• [TASK BRIEF]:
Repeat every record below exactly, leaving out the pictures.

• [LISTED ENTRIES]:
— START —

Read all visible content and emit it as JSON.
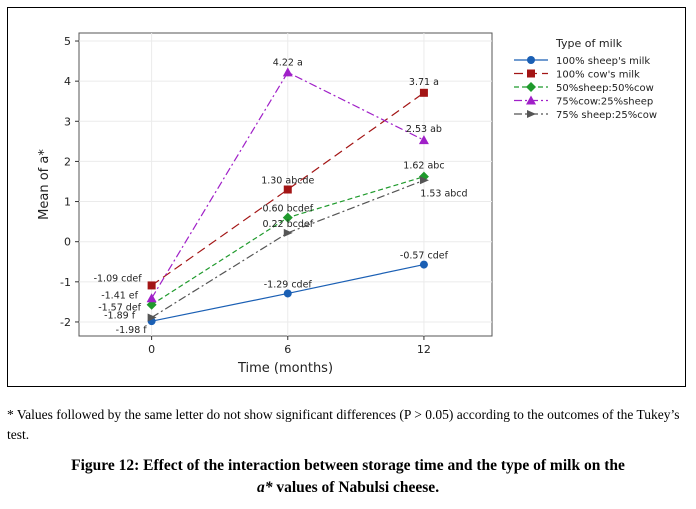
{
  "chart_data": {
    "type": "line",
    "xlabel": "Time (months)",
    "ylabel": "Mean of a*",
    "x": [
      0,
      6,
      12
    ],
    "xticks": [
      "0",
      "6",
      "12"
    ],
    "xlim": [
      -3.2,
      15
    ],
    "ylim": [
      -2.35,
      5.2
    ],
    "yticks": [
      "-2",
      "-1",
      "0",
      "1",
      "2",
      "3",
      "4",
      "5"
    ],
    "grid": true,
    "legend_title": "Type of milk",
    "legend_position": "right",
    "series": [
      {
        "name": "100% sheep's milk",
        "values": [
          -1.98,
          -1.29,
          -0.57
        ],
        "labels": [
          "-1.98 f",
          "-1.29 cdef",
          "-0.57 cdef"
        ],
        "color": "#1a5fb4",
        "marker": "circle",
        "dash": "solid"
      },
      {
        "name": "100% cow's milk",
        "values": [
          -1.09,
          1.3,
          3.71
        ],
        "labels": [
          "-1.09 cdef",
          "1.30 abcde",
          "3.71 a"
        ],
        "color": "#a31515",
        "marker": "square",
        "dash": "longdash"
      },
      {
        "name": "50%sheep:50%cow",
        "values": [
          -1.57,
          0.6,
          1.62
        ],
        "labels": [
          "-1.57 def",
          "0.60 bcdef",
          "1.62 abc"
        ],
        "color": "#1f9a2c",
        "marker": "diamond",
        "dash": "dashed"
      },
      {
        "name": "75%cow:25%sheep",
        "values": [
          -1.41,
          4.22,
          2.53
        ],
        "labels": [
          "-1.41 ef",
          "4.22 a",
          "2.53 ab"
        ],
        "color": "#a020c8",
        "marker": "triangle",
        "dash": "dashdot"
      },
      {
        "name": "75% sheep:25%cow",
        "values": [
          -1.89,
          0.22,
          1.53
        ],
        "labels": [
          "-1.89 f",
          "0.22 bcdef",
          "1.53 abcd"
        ],
        "color": "#555555",
        "marker": "arrow",
        "dash": "dashdot"
      }
    ]
  },
  "footnote": "* Values followed by the same letter do not show significant differences (P > 0.05) according to the outcomes of the Tukey’s test.",
  "caption": {
    "line1": "Figure 12: Effect of the interaction between storage time and the type of milk on the",
    "line2_italic": "a*",
    "line2_rest": " values of Nabulsi cheese."
  }
}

— END —

• [RESPONSE TO THE TASK]:
Read all visible content and emit it as JSON.
{
  "chart_data": {
    "type": "line",
    "xlabel": "Time (months)",
    "ylabel": "Mean of a*",
    "x": [
      0,
      6,
      12
    ],
    "xticks": [
      "0",
      "6",
      "12"
    ],
    "xlim": [
      -3.2,
      15
    ],
    "ylim": [
      -2.35,
      5.2
    ],
    "yticks": [
      "-2",
      "-1",
      "0",
      "1",
      "2",
      "3",
      "4",
      "5"
    ],
    "grid": true,
    "legend_title": "Type of milk",
    "legend_position": "right",
    "series": [
      {
        "name": "100% sheep's milk",
        "values": [
          -1.98,
          -1.29,
          -0.57
        ],
        "labels": [
          "-1.98 f",
          "-1.29 cdef",
          "-0.57 cdef"
        ],
        "color": "#1a5fb4",
        "marker": "circle",
        "dash": "solid"
      },
      {
        "name": "100% cow's milk",
        "values": [
          -1.09,
          1.3,
          3.71
        ],
        "labels": [
          "-1.09 cdef",
          "1.30 abcde",
          "3.71 a"
        ],
        "color": "#a31515",
        "marker": "square",
        "dash": "longdash"
      },
      {
        "name": "50%sheep:50%cow",
        "values": [
          -1.57,
          0.6,
          1.62
        ],
        "labels": [
          "-1.57 def",
          "0.60 bcdef",
          "1.62 abc"
        ],
        "color": "#1f9a2c",
        "marker": "diamond",
        "dash": "dashed"
      },
      {
        "name": "75%cow:25%sheep",
        "values": [
          -1.41,
          4.22,
          2.53
        ],
        "labels": [
          "-1.41 ef",
          "4.22 a",
          "2.53 ab"
        ],
        "color": "#a020c8",
        "marker": "triangle",
        "dash": "dashdot"
      },
      {
        "name": "75% sheep:25%cow",
        "values": [
          -1.89,
          0.22,
          1.53
        ],
        "labels": [
          "-1.89 f",
          "0.22 bcdef",
          "1.53 abcd"
        ],
        "color": "#555555",
        "marker": "arrow",
        "dash": "dashdot"
      }
    ]
  },
  "footnote": "* Values followed by the same letter do not show significant differences (P > 0.05) according to the outcomes of the Tukey’s test.",
  "caption": {
    "line1": "Figure 12: Effect of the interaction between storage time and the type of milk on the",
    "line2_italic": "a*",
    "line2_rest": " values of Nabulsi cheese."
  }
}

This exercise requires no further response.